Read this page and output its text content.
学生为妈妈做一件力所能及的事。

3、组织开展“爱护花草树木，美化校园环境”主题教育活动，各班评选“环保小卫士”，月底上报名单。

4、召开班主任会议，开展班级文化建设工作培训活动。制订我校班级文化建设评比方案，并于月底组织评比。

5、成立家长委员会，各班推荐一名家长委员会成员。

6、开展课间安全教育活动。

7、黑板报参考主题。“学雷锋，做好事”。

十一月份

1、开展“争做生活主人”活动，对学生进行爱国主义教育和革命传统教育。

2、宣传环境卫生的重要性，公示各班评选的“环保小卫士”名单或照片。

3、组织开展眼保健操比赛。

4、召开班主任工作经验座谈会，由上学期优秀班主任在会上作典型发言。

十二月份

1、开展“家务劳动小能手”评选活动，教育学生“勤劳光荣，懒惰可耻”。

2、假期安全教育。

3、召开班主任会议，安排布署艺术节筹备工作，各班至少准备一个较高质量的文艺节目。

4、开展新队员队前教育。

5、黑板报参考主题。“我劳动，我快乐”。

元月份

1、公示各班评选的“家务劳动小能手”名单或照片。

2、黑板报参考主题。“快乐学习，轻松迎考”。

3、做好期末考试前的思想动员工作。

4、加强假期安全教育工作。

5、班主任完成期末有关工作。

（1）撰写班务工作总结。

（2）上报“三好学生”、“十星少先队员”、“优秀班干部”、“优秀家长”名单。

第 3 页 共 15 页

• _Aim_:
All of the lines above must be returned exactly.

• _The response_:
Read this page and output its text content.
学生为妈妈做一件力所能及的事。

3、组织开展“爱护花草树木，美化校园环境”主题教育活动，各班评选“环保小卫士”，月底上报名单。

4、召开班主任会议，开展班级文化建设工作培训活动。制订我校班级文化建设评比方案，并于月底组织评比。

5、成立家长委员会，各班推荐一名家长委员会成员。

6、开展课间安全教育活动。

7、黑板报参考主题。“学雷锋，做好事”。

十一月份

1、开展“争做生活主人”活动，对学生进行爱国主义教育和革命传统教育。

2、宣传环境卫生的重要性，公示各班评选的“环保小卫士”名单或照片。

3、组织开展眼保健操比赛。

4、召开班主任工作经验座谈会，由上学期优秀班主任在会上作典型发言。

十二月份

1、开展“家务劳动小能手”评选活动，教育学生“勤劳光荣，懒惰可耻”。

2、假期安全教育。

3、召开班主任会议，安排布署艺术节筹备工作，各班至少准备一个较高质量的文艺节目。

4、开展新队员队前教育。

5、黑板报参考主题。“我劳动，我快乐”。

元月份

1、公示各班评选的“家务劳动小能手”名单或照片。

2、黑板报参考主题。“快乐学习，轻松迎考”。

3、做好期末考试前的思想动员工作。

4、加强假期安全教育工作。

5、班主任完成期末有关工作。

（1）撰写班务工作总结。

（2）上报“三好学生”、“十星少先队员”、“优秀班干部”、“优秀家长”名单。

第 3 页 共 15 页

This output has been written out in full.